━━━ MATERIAL FOR THE TASK
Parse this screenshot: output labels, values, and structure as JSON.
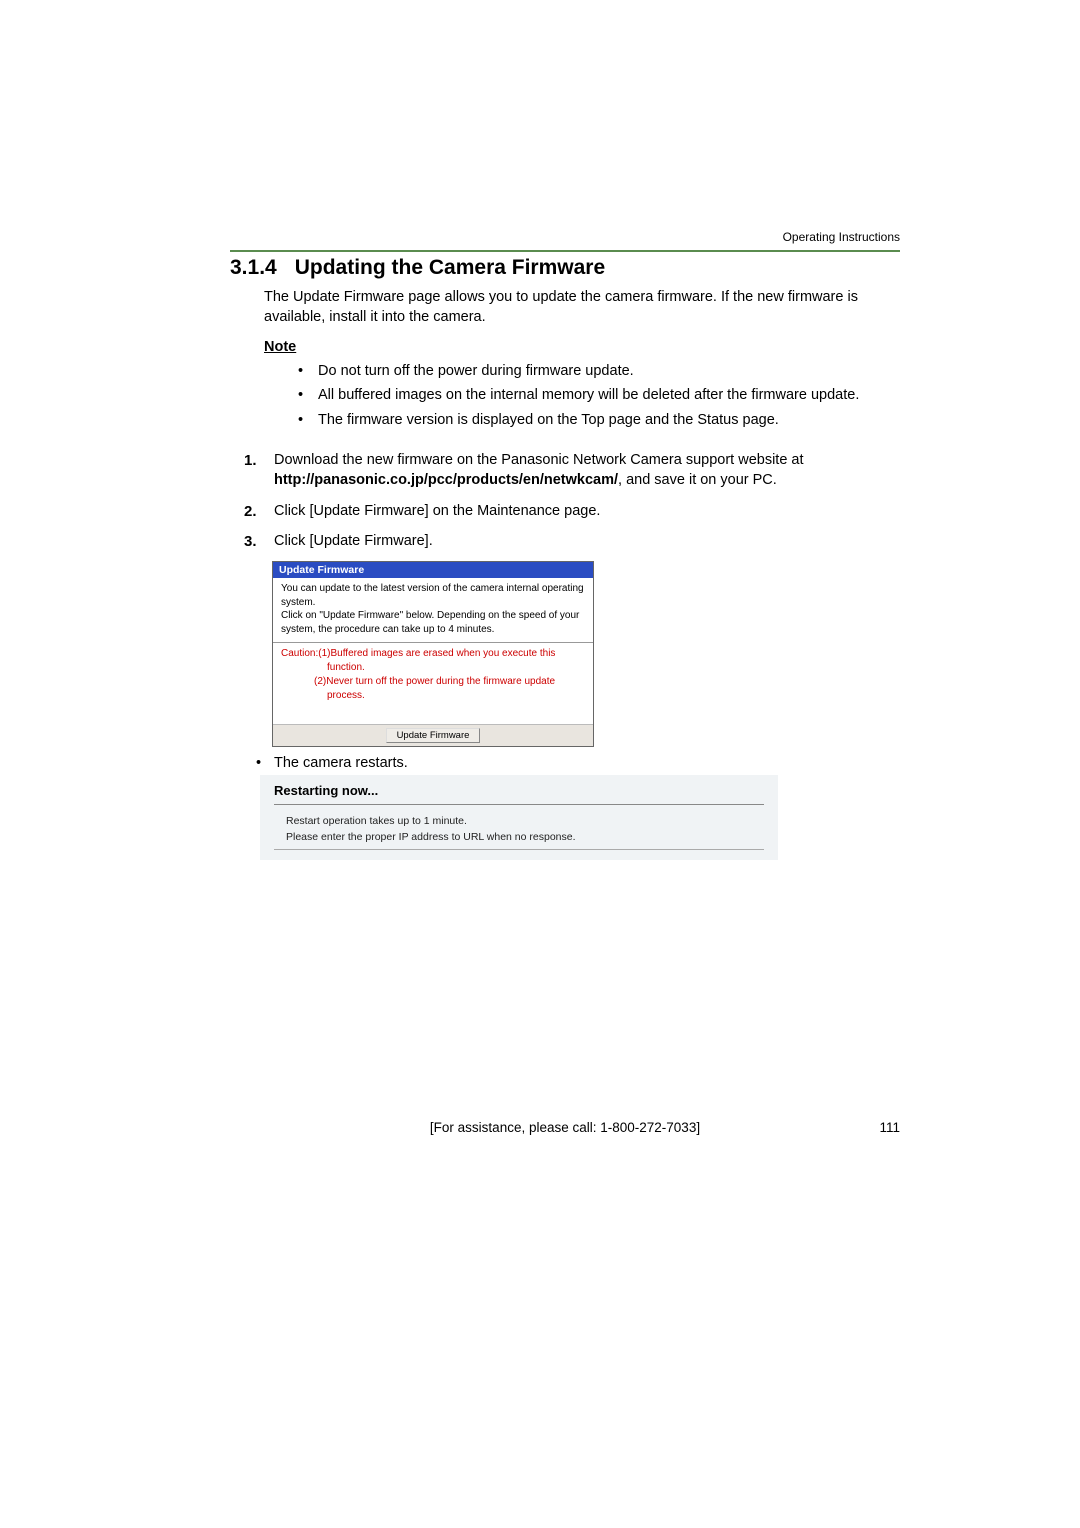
{
  "header": {
    "label": "Operating Instructions"
  },
  "section": {
    "number": "3.1.4",
    "title": "Updating the Camera Firmware",
    "intro": "The Update Firmware page allows you to update the camera firmware. If the new firmware is available, install it into the camera."
  },
  "note": {
    "heading": "Note",
    "items": [
      "Do not turn off the power during firmware update.",
      "All buffered images on the internal memory will be deleted after the firmware update.",
      "The firmware version is displayed on the Top page and the Status page."
    ]
  },
  "steps": {
    "s1_pre": "Download the new firmware on the Panasonic Network Camera support website at ",
    "s1_url": "http://panasonic.co.jp/pcc/products/en/netwkcam/",
    "s1_post": ", and save it on your PC.",
    "s2": "Click [Update Firmware] on the Maintenance page.",
    "s3": "Click [Update Firmware]."
  },
  "firmware_panel": {
    "title": "Update Firmware",
    "body": "You can update to the latest version of the camera internal operating system.\nClick on \"Update Firmware\" below. Depending on the speed of your system, the procedure can take up to 4 minutes.",
    "caution1": "Caution:(1)Buffered images are erased when you execute this function.",
    "caution2": "(2)Never turn off the power during the firmware update process.",
    "button": "Update Firmware"
  },
  "restart_bullet": "The camera restarts.",
  "restart_panel": {
    "title": "Restarting now...",
    "line1": "Restart operation takes up to 1 minute.",
    "line2": "Please enter the proper IP address to URL when no response."
  },
  "footer": {
    "assist": "[For assistance, please call: 1-800-272-7033]",
    "page": "111"
  }
}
━━━━━━
SHORT TASK:
Images must not appear in the copy; reproduce everything else in the records verbatim.

THE OUTPUT:
Parse this screenshot: output labels, values, and structure as JSON.
{
  "header": {
    "label": "Operating Instructions"
  },
  "section": {
    "number": "3.1.4",
    "title": "Updating the Camera Firmware",
    "intro": "The Update Firmware page allows you to update the camera firmware. If the new firmware is available, install it into the camera."
  },
  "note": {
    "heading": "Note",
    "items": [
      "Do not turn off the power during firmware update.",
      "All buffered images on the internal memory will be deleted after the firmware update.",
      "The firmware version is displayed on the Top page and the Status page."
    ]
  },
  "steps": {
    "s1_pre": "Download the new firmware on the Panasonic Network Camera support website at ",
    "s1_url": "http://panasonic.co.jp/pcc/products/en/netwkcam/",
    "s1_post": ", and save it on your PC.",
    "s2": "Click [Update Firmware] on the Maintenance page.",
    "s3": "Click [Update Firmware]."
  },
  "firmware_panel": {
    "title": "Update Firmware",
    "body": "You can update to the latest version of the camera internal operating system.\nClick on \"Update Firmware\" below. Depending on the speed of your system, the procedure can take up to 4 minutes.",
    "caution1": "Caution:(1)Buffered images are erased when you execute this function.",
    "caution2": "(2)Never turn off the power during the firmware update process.",
    "button": "Update Firmware"
  },
  "restart_bullet": "The camera restarts.",
  "restart_panel": {
    "title": "Restarting now...",
    "line1": "Restart operation takes up to 1 minute.",
    "line2": "Please enter the proper IP address to URL when no response."
  },
  "footer": {
    "assist": "[For assistance, please call: 1-800-272-7033]",
    "page": "111"
  }
}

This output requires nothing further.